**EXERCISE MATERIALS:**
──────────────────────────────

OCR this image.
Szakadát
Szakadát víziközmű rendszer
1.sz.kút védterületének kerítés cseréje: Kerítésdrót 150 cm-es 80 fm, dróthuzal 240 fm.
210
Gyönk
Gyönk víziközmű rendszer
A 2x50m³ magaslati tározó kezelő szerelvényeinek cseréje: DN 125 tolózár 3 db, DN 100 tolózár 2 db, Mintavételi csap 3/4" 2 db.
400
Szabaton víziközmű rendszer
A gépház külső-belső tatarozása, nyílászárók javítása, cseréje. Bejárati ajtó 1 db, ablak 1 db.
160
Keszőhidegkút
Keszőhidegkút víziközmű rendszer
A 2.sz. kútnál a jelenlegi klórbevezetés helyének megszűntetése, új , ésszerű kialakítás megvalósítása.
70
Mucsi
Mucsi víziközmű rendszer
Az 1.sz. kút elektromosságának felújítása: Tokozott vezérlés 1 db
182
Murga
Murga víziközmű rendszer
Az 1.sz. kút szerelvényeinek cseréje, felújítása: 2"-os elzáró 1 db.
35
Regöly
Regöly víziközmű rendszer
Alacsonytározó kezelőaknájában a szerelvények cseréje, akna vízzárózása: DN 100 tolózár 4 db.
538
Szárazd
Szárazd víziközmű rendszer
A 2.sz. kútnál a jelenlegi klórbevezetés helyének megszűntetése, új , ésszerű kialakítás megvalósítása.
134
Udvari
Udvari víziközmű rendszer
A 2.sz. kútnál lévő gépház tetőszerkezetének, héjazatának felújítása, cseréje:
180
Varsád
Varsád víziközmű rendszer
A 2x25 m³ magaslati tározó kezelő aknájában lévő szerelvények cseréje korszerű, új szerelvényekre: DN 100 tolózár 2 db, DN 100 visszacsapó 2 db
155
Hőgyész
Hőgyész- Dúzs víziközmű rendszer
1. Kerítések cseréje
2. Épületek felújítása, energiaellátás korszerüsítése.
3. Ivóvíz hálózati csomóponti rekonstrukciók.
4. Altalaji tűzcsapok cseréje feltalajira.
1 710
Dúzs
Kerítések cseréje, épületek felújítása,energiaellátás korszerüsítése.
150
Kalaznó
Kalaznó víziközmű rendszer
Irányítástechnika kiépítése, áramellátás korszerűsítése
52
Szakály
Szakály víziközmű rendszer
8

──────────────────────────────

Show each line holding the word "energiaellátás".

2. Épületek felújítása, energiaellátás korszerüsítése.
Kerítések cseréje, épületek felújítása,energiaellátás korszerüsítése.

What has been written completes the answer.